Written problem: Determine how many lines in the data below contain "Амурской" and write only that number.

Material provided:

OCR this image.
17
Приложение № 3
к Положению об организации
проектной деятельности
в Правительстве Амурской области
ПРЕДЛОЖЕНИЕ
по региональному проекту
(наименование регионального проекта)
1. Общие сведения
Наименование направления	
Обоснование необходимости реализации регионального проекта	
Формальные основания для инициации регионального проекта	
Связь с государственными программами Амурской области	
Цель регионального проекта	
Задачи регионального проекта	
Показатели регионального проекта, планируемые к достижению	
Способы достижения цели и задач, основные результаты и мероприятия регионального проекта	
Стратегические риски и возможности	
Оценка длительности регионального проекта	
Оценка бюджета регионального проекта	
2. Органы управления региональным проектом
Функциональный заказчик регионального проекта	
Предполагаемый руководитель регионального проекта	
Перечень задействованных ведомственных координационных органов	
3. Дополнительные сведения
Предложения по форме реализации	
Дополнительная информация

Finished exercise: 2